WHAT YOU HAVE TO DO =>
Pull out every line from the listing that has the word "nerkennung".

= = = =

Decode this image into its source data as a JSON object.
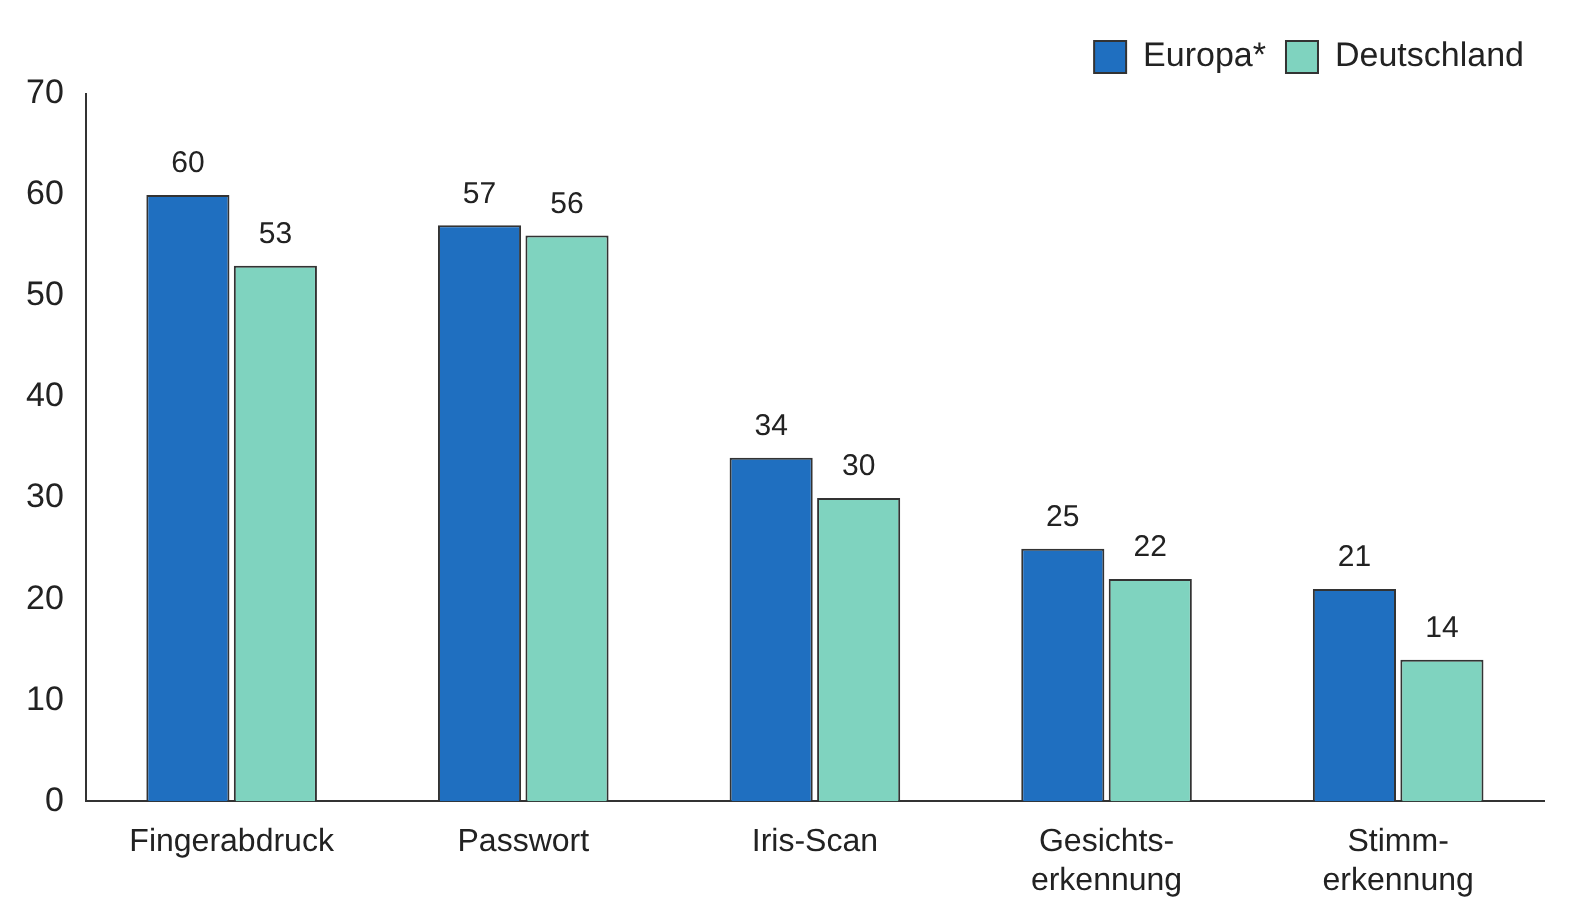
{
  "chart_data": {
    "type": "bar",
    "categories": [
      "Fingerabdruck",
      "Passwort",
      "Iris-Scan",
      "Gesichts-\nerkennung",
      "Stimm-\nerkennung"
    ],
    "series": [
      {
        "name": "Europa*",
        "color": "#1f6fc0",
        "values": [
          60,
          57,
          34,
          25,
          21
        ]
      },
      {
        "name": "Deutschland",
        "color": "#7fd3bf",
        "values": [
          53,
          56,
          30,
          22,
          14
        ]
      }
    ],
    "ylim": [
      0,
      70
    ],
    "yticks": [
      0,
      10,
      20,
      30,
      40,
      50,
      60,
      70
    ],
    "grid": false,
    "legend": "top right",
    "data_labels": true
  }
}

= = = =

TASK RESULT =>
      "Gesichts-\nerkennung",
      "Stimm-\nerkennung"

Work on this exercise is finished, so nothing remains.